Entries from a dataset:
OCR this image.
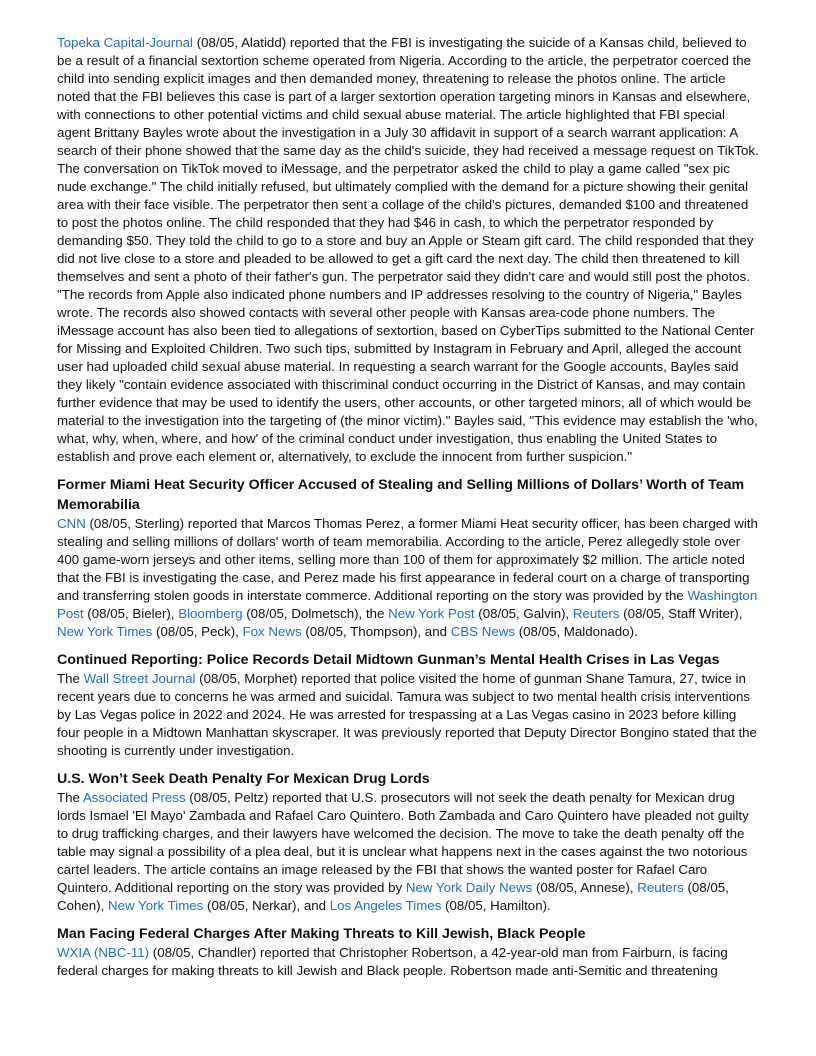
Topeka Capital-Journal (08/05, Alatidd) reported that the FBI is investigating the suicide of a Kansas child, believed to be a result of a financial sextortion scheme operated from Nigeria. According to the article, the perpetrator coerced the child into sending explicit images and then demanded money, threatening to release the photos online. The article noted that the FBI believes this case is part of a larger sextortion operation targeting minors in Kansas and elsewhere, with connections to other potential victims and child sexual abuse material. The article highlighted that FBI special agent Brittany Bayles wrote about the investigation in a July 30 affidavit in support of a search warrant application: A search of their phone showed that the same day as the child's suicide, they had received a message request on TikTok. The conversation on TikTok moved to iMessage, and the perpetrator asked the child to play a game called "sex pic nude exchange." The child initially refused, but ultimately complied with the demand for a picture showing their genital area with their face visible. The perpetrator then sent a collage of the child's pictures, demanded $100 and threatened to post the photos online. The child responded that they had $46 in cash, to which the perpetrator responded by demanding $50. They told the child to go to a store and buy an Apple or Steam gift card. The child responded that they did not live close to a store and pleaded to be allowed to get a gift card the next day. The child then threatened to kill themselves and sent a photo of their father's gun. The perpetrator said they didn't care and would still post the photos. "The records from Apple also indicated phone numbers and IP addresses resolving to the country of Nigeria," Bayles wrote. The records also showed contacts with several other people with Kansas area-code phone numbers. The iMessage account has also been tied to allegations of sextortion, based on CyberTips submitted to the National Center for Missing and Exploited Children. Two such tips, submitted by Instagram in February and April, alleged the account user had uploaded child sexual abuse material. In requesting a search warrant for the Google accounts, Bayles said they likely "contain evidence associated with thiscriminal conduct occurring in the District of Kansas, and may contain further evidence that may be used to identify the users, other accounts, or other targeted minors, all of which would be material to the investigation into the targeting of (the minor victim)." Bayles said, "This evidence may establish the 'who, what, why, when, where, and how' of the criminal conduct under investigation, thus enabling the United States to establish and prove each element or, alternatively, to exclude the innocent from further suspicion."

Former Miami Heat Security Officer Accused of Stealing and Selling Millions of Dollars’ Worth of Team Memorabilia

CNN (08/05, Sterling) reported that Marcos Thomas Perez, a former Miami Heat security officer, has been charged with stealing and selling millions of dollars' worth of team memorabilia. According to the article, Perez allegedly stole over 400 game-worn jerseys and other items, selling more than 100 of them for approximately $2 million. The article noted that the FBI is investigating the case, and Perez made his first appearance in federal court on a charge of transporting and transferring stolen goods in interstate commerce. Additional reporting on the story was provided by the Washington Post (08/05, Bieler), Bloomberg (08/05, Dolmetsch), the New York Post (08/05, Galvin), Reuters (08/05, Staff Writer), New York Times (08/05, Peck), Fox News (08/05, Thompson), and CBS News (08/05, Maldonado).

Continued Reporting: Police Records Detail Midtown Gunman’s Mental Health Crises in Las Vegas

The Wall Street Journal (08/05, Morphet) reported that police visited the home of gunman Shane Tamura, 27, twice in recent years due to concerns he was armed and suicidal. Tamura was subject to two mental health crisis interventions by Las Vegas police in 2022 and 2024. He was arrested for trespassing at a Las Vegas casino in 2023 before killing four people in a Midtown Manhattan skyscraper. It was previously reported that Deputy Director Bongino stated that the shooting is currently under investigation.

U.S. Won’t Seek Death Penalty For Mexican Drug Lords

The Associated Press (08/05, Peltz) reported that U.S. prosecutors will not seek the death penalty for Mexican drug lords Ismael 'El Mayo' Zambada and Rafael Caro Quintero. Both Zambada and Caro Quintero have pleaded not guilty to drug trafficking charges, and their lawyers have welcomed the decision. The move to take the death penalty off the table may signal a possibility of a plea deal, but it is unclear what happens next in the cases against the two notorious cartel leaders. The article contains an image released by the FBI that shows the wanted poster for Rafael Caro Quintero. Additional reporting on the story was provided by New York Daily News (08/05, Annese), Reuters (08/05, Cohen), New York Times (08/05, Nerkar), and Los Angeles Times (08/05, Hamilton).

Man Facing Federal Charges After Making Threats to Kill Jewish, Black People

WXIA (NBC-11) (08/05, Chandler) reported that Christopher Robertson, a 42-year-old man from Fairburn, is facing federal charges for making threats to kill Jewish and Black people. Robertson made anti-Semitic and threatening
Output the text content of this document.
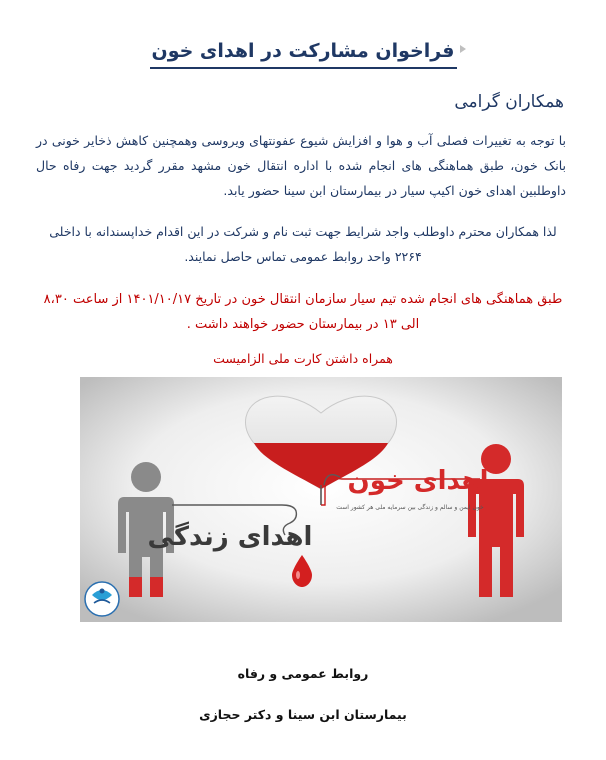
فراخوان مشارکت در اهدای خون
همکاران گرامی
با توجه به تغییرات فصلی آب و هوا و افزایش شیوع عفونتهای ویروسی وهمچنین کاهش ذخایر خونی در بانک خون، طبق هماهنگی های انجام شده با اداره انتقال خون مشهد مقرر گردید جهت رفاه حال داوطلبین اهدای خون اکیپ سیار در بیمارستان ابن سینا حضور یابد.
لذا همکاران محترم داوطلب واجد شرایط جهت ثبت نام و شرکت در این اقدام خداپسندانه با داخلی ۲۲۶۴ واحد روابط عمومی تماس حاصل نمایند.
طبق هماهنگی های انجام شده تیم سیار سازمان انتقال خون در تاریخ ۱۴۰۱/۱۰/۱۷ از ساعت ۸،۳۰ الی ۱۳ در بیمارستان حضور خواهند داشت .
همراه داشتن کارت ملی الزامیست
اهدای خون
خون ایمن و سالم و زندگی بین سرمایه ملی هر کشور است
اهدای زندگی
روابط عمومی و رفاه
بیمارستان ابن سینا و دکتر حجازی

--

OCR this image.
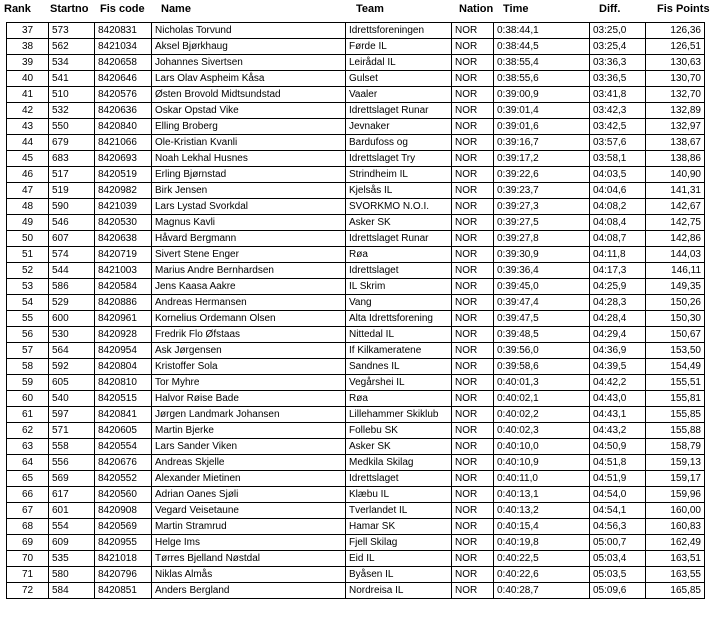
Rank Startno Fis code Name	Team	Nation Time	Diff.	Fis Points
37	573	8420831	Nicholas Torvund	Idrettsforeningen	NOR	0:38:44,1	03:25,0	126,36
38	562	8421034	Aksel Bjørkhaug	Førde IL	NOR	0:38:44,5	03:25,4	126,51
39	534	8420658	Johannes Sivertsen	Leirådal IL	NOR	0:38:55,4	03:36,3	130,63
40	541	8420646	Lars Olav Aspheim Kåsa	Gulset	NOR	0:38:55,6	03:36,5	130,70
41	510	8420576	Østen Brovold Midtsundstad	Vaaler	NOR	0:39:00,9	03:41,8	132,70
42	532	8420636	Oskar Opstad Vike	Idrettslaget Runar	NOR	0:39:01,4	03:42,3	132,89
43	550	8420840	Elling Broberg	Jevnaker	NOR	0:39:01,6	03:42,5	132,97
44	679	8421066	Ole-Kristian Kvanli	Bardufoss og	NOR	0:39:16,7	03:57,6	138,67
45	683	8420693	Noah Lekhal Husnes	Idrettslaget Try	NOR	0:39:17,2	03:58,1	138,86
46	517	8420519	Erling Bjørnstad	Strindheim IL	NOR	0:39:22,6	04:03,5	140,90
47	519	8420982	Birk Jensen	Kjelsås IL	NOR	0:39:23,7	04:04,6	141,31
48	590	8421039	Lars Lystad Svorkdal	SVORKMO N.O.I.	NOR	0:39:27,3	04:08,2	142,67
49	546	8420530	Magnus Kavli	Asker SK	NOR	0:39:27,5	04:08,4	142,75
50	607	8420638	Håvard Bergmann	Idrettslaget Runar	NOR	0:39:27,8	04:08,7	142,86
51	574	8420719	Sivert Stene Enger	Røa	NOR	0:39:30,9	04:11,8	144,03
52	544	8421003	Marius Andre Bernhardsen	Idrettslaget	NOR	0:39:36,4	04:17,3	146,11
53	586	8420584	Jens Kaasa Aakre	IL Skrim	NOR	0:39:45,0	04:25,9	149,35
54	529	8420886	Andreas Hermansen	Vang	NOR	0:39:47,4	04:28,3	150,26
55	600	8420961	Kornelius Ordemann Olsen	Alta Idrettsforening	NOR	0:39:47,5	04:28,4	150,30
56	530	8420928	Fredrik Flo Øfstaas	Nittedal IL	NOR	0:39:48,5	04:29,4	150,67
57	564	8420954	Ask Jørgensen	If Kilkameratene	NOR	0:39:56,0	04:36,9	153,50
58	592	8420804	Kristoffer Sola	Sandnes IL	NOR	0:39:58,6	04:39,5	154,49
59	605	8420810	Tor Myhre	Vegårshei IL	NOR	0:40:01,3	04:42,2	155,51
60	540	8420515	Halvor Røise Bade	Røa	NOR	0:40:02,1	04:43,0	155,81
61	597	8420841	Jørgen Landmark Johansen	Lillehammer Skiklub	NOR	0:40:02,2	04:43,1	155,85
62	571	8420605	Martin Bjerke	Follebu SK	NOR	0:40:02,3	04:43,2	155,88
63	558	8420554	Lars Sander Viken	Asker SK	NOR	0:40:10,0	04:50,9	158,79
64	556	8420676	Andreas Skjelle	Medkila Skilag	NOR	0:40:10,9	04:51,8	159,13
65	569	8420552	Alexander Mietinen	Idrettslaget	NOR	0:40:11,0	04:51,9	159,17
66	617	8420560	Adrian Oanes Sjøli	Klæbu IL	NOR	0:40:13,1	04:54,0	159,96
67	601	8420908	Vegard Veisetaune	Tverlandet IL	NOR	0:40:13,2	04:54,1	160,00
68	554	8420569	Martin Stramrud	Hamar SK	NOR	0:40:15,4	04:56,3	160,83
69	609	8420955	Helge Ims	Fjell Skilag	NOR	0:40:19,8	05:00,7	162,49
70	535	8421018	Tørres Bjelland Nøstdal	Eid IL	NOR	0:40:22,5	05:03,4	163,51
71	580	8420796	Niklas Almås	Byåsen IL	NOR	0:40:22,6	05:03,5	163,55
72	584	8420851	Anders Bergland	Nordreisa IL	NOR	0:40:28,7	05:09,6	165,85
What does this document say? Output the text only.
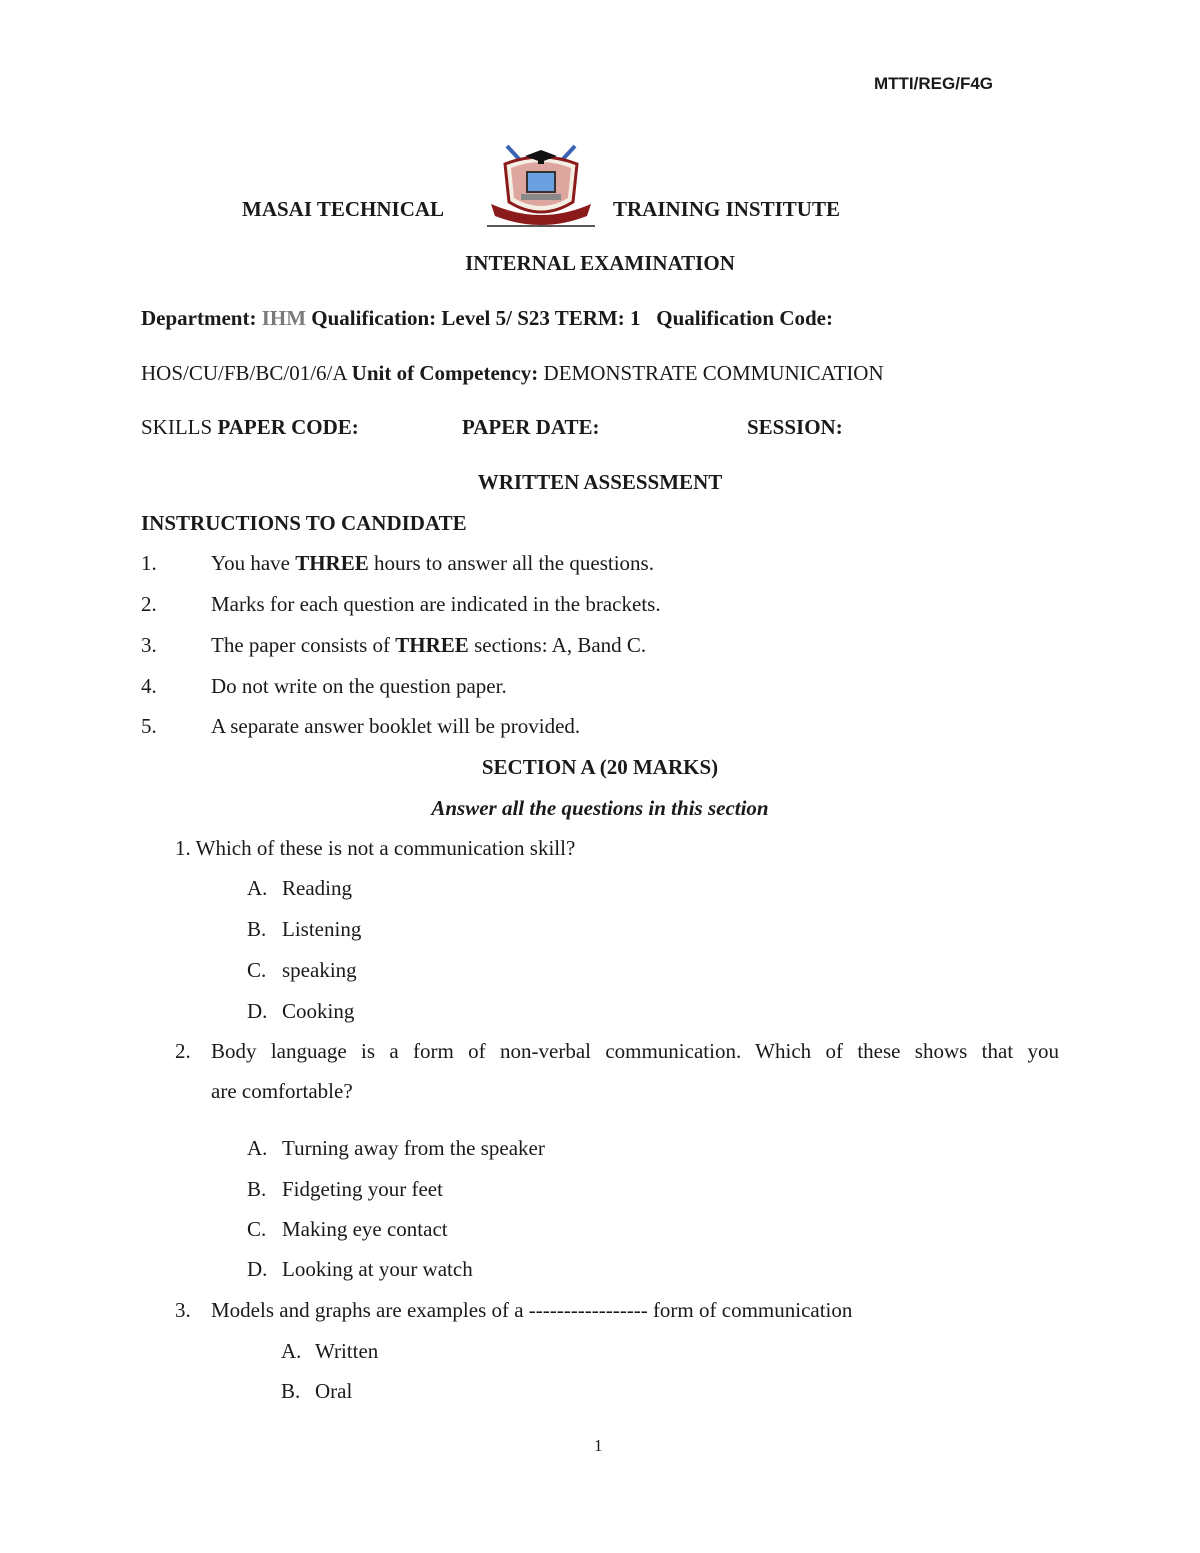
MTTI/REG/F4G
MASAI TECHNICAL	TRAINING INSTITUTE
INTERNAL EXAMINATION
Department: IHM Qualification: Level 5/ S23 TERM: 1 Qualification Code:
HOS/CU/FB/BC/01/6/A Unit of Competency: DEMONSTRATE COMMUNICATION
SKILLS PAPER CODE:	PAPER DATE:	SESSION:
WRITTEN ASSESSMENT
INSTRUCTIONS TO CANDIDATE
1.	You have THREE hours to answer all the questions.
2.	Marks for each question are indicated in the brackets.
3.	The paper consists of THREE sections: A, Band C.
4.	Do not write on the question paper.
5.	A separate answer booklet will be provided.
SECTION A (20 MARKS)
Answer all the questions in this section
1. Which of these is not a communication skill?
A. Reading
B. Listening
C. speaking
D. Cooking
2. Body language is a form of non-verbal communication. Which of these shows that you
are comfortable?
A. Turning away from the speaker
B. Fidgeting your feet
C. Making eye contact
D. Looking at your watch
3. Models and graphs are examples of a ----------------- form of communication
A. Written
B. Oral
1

--

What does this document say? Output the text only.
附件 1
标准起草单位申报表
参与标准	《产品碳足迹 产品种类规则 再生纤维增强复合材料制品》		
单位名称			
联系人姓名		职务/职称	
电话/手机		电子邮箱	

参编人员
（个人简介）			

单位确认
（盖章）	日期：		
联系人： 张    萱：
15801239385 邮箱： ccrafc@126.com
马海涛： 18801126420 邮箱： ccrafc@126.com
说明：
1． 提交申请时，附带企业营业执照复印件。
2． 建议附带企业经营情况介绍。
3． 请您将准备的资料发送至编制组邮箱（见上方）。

Request
Show each line of the listing that holds the string "Black".

Correct result
Man Facing Federal Charges After Making Threats to Kill Jewish, Black People
WXIA (NBC-11) (08/05, Chandler) reported that Christopher Robertson, a 42-year-old man from Fairburn, is facing federal charges for making threats to kill Jewish and Black people. Robertson made anti-Semitic and threatening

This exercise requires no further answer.